— start of Data for this task —

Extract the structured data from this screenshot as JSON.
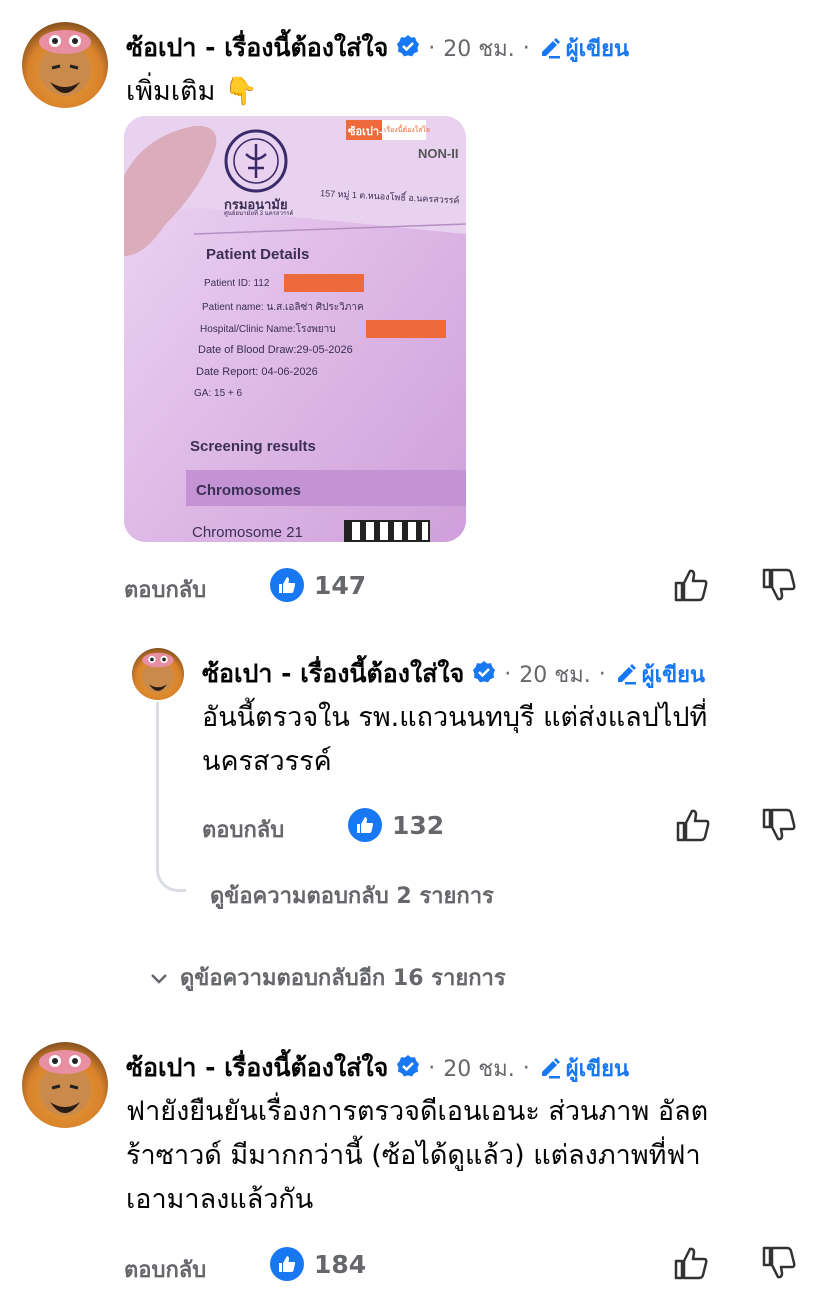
{
  "comments": [
    {
      "author": "ซ้อเปา - เรื่องนี้ต้องใส่ใจ",
      "separator": "·",
      "time": "20 ชม.",
      "badge": "ผู้เขียน",
      "text": "เพิ่มเติม 👇",
      "reply_label": "ตอบกลับ",
      "likes": "147",
      "photo": {
        "logo_caption": "กรมอนามัย",
        "logo_sub": "ศูนย์อนามัยที่ 3 นครสวรรค์",
        "watermark": "ซ้อเปา-",
        "watermark_sub": "เรื่องนี้ต้องใส่ใจ",
        "corner_text": "NON-II",
        "address": "157 หมู่ 1 ต.หนองโพธิ์ อ.นครสวรรค์",
        "heading": "Patient Details",
        "patient_id": "Patient ID: 112",
        "patient_name": "Patient name: น.ส.เอลิซ่า ศิประวิภาค",
        "hospital": "Hospital/Clinic Name:โรงพยาบ",
        "blood_draw": "Date of Blood Draw:29-05-2026",
        "report": "Date Report: 04-06-2026",
        "ga": "GA: 15 + 6",
        "screening": "Screening results",
        "chromosomes": "Chromosomes",
        "chromosome_21": "Chromosome 21"
      }
    },
    {
      "author": "ซ้อเปา - เรื่องนี้ต้องใส่ใจ",
      "separator": "·",
      "time": "20 ชม.",
      "badge": "ผู้เขียน",
      "text_line1": "อันนี้ตรวจใน รพ.แถวนนทบุรี แต่ส่งแลปไปที่",
      "text_line2": "นครสวรรค์",
      "reply_label": "ตอบกลับ",
      "likes": "132",
      "view_replies": "ดูข้อความตอบกลับ 2 รายการ"
    },
    {
      "author": "ซ้อเปา - เรื่องนี้ต้องใส่ใจ",
      "separator": "·",
      "time": "20 ชม.",
      "badge": "ผู้เขียน",
      "text_line1": "ฟายังยืนยันเรื่องการตรวจดีเอนเอนะ ส่วนภาพ อัลต",
      "text_line2": "ร้าซาวด์ มีมากกว่านี้ (ซ้อได้ดูแล้ว) แต่ลงภาพที่ฟา",
      "text_line3": "เอามาลงแล้วกัน",
      "reply_label": "ตอบกลับ",
      "likes": "184"
    }
  ],
  "more_replies": "ดูข้อความตอบกลับอีก 16 รายการ",
  "colors": {
    "accent": "#1877f2",
    "muted": "#65676b",
    "thread": "#dadde1"
  },
  "icons": [
    "verified-badge-icon",
    "pencil-icon",
    "thumbs-up-icon",
    "thumbs-down-icon",
    "like-reaction-icon",
    "chevron-down-icon"
  ]
}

— end of Data for this task —

Stated goal: Send back the data above word for word, with the pictures left out.

The reply:
Extract the structured data from this screenshot as JSON.
{
  "comments": [
    {
      "author": "ซ้อเปา - เรื่องนี้ต้องใส่ใจ",
      "separator": "·",
      "time": "20 ชม.",
      "badge": "ผู้เขียน",
      "text": "เพิ่มเติม 👇",
      "reply_label": "ตอบกลับ",
      "likes": "147",
      "photo": {
        "logo_caption": "กรมอนามัย",
        "logo_sub": "ศูนย์อนามัยที่ 3 นครสวรรค์",
        "watermark": "ซ้อเปา-",
        "watermark_sub": "เรื่องนี้ต้องใส่ใจ",
        "corner_text": "NON-II",
        "address": "157 หมู่ 1 ต.หนองโพธิ์ อ.นครสวรรค์",
        "heading": "Patient Details",
        "patient_id": "Patient ID: 112",
        "patient_name": "Patient name: น.ส.เอลิซ่า ศิประวิภาค",
        "hospital": "Hospital/Clinic Name:โรงพยาบ",
        "blood_draw": "Date of Blood Draw:29-05-2026",
        "report": "Date Report: 04-06-2026",
        "ga": "GA: 15 + 6",
        "screening": "Screening results",
        "chromosomes": "Chromosomes",
        "chromosome_21": "Chromosome 21"
      }
    },
    {
      "author": "ซ้อเปา - เรื่องนี้ต้องใส่ใจ",
      "separator": "·",
      "time": "20 ชม.",
      "badge": "ผู้เขียน",
      "text_line1": "อันนี้ตรวจใน รพ.แถวนนทบุรี แต่ส่งแลปไปที่",
      "text_line2": "นครสวรรค์",
      "reply_label": "ตอบกลับ",
      "likes": "132",
      "view_replies": "ดูข้อความตอบกลับ 2 รายการ"
    },
    {
      "author": "ซ้อเปา - เรื่องนี้ต้องใส่ใจ",
      "separator": "·",
      "time": "20 ชม.",
      "badge": "ผู้เขียน",
      "text_line1": "ฟายังยืนยันเรื่องการตรวจดีเอนเอนะ ส่วนภาพ อัลต",
      "text_line2": "ร้าซาวด์ มีมากกว่านี้ (ซ้อได้ดูแล้ว) แต่ลงภาพที่ฟา",
      "text_line3": "เอามาลงแล้วกัน",
      "reply_label": "ตอบกลับ",
      "likes": "184"
    }
  ],
  "more_replies": "ดูข้อความตอบกลับอีก 16 รายการ",
  "colors": {
    "accent": "#1877f2",
    "muted": "#65676b",
    "thread": "#dadde1"
  },
  "icons": [
    "verified-badge-icon",
    "pencil-icon",
    "thumbs-up-icon",
    "thumbs-down-icon",
    "like-reaction-icon",
    "chevron-down-icon"
  ]
}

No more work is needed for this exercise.